Aim 1: In the bioenergy passage below, list the decarbonization opportunities that bioenergy is said to be capable of delivering.
Aim 2: Repeat the bioenergy passage word for word, everything from "With agricultural land" down to "for land managers.".

Passage provided:
------------------------------------------------------------
This study shows that using plant material to produce bioenergy also has a positive effect on overall biodiversity.

Bioenergy is set to take an expanded role as we decarbonise our economies, as a means of replacing fossil fuels and as a potential pathway to generating ‘negative emissions’ via carbon capture and storage (BECCS). Bioenergy is versatile, using the energy from organic materials—biomass—capable of delivering a range of decarbonisation opportunities including electricity generation, aviation fuels, and heating, and BECCS is unique as the only technology identified capable of removing carbon dioxide from the atmosphere at a large scale. Whilst biomass material can be collected as a by-product of forestry and farm activities, high bioenergy demand requires using land to grow dedicated bioenergy crops, such as Miscanthus grass or poplar trees. Bioenergy is therefore land-use intensive, and with global pressures on land already severe, there is valid concern that an expanded role for bioenergy will come at the loss of important ecosystems for biodiversity; previous research has highlighted the negative impacts that bioenergy crops have on biodiversity when grown in natural ecosystems.

A bird’s nest found at our poplar bioenergy site at UC Davis, California.

With agricultural land already covering over a third of the terrestrial surface of the world it appears clear that no further conversion of natural ecosystems should take place. Bioenergy crops could be planted on agricultural lands if they are freed-up, as a result of increased farm productivity and dietary shifts away from land-intensive meat and dairy production, whilst the bioenergy crops would still provide an income for land managers.
------------------------------------------------------------
Raw records:
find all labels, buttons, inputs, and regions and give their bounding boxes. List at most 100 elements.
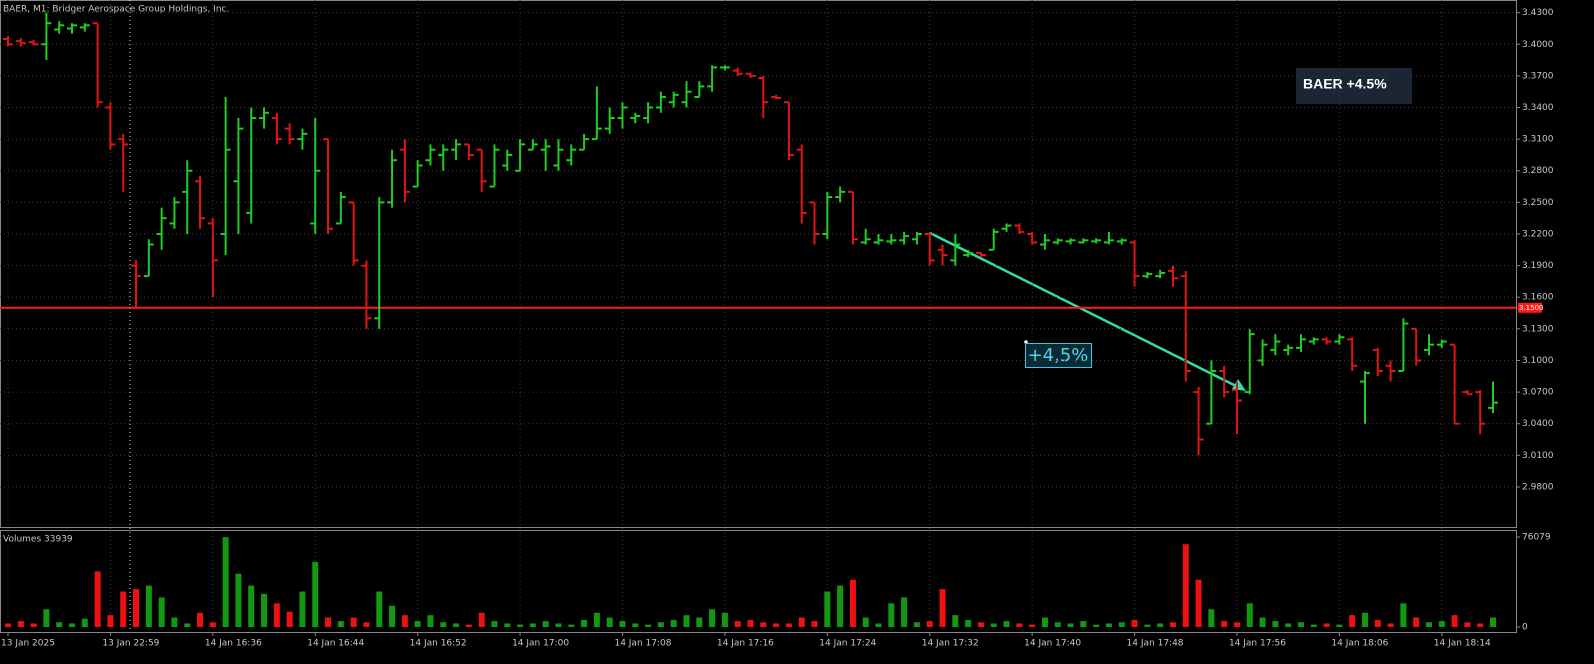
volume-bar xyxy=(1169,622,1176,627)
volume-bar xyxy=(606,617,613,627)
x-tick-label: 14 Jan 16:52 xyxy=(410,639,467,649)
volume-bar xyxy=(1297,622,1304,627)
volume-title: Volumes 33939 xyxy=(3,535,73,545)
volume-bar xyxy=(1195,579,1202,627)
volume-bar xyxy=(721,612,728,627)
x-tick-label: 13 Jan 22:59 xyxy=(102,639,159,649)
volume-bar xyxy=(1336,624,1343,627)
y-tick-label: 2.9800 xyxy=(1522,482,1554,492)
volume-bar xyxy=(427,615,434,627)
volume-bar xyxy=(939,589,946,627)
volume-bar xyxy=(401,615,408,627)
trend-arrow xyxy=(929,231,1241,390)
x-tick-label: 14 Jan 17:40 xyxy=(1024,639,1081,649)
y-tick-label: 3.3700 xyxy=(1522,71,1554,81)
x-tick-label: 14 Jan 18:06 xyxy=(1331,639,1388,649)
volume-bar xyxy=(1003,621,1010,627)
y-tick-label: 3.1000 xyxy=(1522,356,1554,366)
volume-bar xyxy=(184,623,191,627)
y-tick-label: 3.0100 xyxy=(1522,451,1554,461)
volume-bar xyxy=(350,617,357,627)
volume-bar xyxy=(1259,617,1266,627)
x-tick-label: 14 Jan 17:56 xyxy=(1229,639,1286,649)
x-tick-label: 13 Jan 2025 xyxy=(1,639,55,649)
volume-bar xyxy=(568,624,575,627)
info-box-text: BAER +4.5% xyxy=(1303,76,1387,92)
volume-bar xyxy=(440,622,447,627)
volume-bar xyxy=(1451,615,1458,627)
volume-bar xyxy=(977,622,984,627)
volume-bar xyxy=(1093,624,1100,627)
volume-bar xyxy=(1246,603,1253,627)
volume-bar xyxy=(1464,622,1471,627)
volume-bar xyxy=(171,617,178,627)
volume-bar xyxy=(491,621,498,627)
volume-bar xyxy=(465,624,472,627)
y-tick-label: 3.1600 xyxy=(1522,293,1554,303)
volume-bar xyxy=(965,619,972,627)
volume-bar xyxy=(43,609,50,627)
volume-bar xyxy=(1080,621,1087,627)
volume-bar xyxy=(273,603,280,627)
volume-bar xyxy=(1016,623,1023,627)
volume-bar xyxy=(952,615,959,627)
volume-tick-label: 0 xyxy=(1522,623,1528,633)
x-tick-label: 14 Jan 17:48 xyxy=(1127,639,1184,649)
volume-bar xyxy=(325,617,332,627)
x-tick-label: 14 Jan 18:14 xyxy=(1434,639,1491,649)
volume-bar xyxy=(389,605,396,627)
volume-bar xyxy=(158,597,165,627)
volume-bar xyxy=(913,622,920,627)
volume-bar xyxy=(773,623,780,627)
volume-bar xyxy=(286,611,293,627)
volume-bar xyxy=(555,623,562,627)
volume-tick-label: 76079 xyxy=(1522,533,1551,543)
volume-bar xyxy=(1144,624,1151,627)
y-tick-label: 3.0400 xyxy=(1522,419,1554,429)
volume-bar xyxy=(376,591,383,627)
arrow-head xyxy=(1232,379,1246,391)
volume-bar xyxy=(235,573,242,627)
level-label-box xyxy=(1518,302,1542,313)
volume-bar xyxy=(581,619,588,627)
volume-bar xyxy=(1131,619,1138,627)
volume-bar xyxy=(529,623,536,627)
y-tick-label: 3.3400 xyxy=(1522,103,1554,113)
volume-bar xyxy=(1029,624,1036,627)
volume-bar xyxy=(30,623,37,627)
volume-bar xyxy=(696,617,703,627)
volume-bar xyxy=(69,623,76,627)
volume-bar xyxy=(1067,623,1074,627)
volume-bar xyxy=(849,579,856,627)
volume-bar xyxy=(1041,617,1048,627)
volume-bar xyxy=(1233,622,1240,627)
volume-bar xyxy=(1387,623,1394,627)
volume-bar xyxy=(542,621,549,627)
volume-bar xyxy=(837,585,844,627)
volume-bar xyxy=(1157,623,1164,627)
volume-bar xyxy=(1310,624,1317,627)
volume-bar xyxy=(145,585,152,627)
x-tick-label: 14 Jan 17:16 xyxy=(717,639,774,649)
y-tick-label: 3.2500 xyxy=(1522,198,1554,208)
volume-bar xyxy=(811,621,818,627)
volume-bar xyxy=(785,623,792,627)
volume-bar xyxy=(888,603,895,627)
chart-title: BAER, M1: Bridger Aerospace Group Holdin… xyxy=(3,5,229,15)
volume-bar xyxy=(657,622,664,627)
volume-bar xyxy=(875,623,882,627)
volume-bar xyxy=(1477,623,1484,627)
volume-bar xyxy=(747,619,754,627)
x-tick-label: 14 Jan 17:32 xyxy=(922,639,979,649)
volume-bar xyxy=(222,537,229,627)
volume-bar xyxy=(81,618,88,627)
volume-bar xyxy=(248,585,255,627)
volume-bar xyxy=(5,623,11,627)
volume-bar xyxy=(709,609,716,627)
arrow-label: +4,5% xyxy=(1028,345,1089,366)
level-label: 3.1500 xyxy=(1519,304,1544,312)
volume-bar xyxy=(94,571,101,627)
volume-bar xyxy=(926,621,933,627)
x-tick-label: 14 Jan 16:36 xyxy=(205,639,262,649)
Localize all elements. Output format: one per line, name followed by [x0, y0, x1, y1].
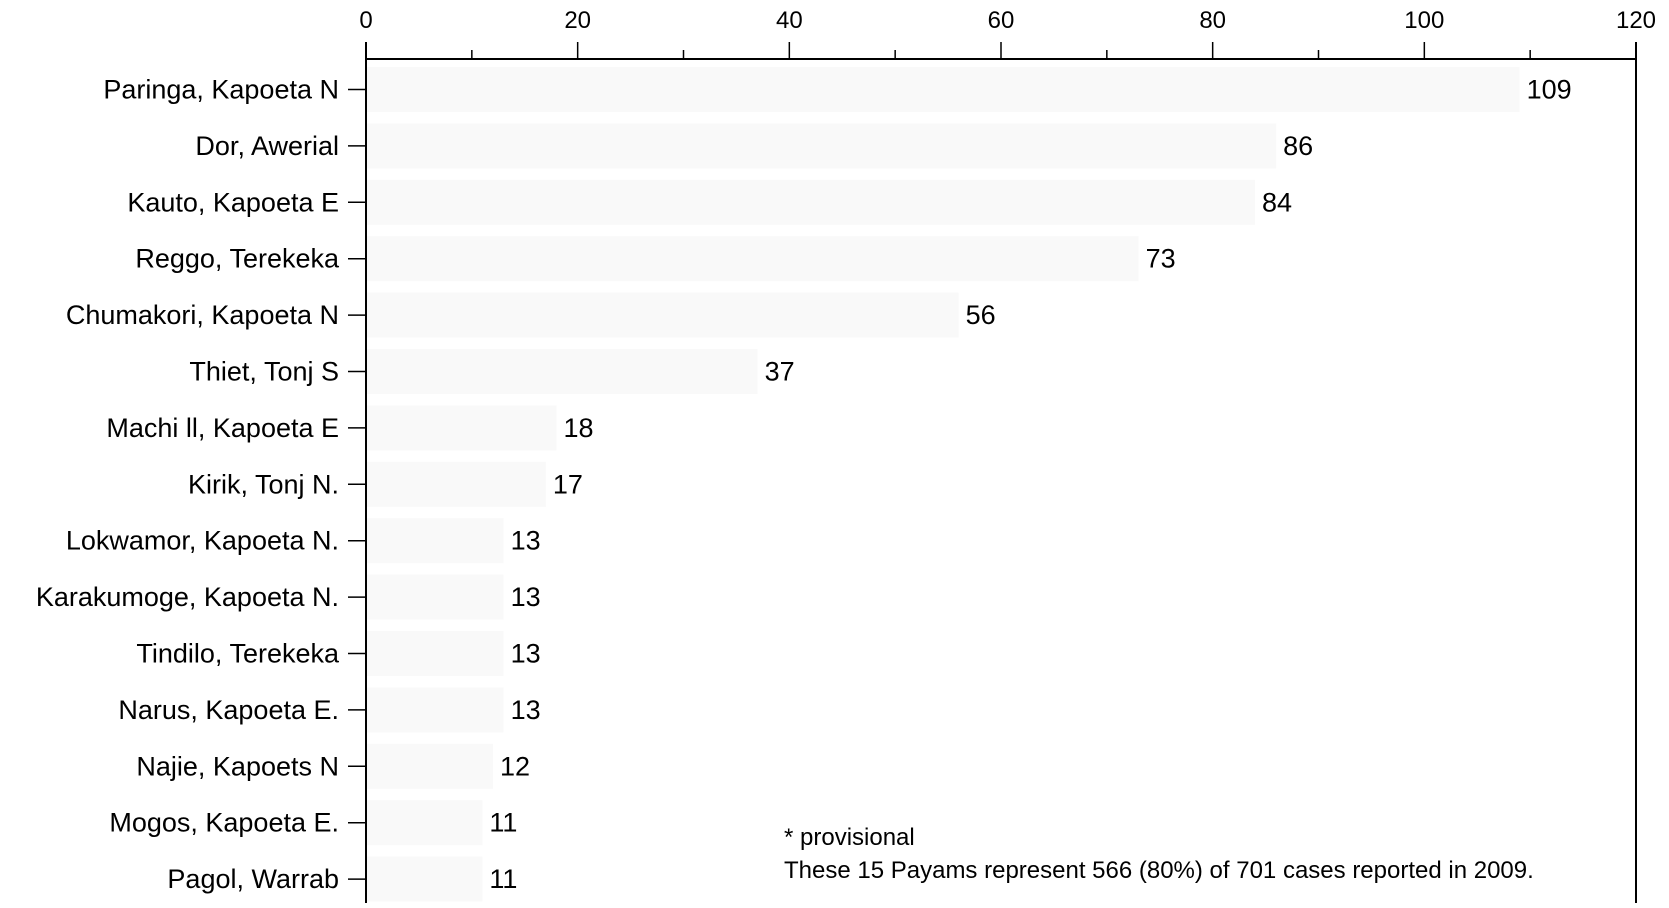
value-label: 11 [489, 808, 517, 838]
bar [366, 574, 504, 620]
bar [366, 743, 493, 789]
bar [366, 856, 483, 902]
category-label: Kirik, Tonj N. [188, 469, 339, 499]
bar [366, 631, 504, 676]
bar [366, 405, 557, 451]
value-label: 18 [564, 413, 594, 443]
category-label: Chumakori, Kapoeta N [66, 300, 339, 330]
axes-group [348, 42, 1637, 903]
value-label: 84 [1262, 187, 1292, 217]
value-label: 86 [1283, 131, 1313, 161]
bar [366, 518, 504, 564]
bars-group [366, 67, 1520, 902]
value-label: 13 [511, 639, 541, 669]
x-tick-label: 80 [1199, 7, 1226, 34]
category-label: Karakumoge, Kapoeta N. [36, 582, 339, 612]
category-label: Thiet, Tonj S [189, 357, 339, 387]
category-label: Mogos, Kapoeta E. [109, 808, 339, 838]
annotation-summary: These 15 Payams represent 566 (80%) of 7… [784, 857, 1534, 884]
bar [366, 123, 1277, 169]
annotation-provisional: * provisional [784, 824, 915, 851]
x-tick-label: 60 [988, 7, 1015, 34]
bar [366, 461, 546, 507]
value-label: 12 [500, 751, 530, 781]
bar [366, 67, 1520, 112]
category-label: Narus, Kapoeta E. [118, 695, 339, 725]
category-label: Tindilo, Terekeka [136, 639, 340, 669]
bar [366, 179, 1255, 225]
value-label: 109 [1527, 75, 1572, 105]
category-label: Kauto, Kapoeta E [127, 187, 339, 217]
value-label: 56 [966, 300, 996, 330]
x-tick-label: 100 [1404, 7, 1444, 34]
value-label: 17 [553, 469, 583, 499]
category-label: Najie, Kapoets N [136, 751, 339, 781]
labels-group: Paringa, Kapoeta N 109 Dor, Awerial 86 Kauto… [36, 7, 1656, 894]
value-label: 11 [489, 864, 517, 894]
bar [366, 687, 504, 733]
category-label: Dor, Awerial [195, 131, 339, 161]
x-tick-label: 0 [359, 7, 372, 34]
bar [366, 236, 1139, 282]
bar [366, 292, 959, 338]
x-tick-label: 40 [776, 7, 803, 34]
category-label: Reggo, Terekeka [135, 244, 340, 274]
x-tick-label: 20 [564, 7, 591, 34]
------------------------------------------------------------
Correct output 1:
electricity generation
aviation fuels
heating

Correct output 2:
With agricultural land already covering over a third of the terrestrial surface of the world it appears clear that no further conversion of natural ecosystems should take place. Bioenergy crops could be planted on agricultural lands if they are freed-up, as a result of increased farm productivity and dietary shifts away from land-intensive meat and dairy production, whilst the bioenergy crops would still provide an income for land managers.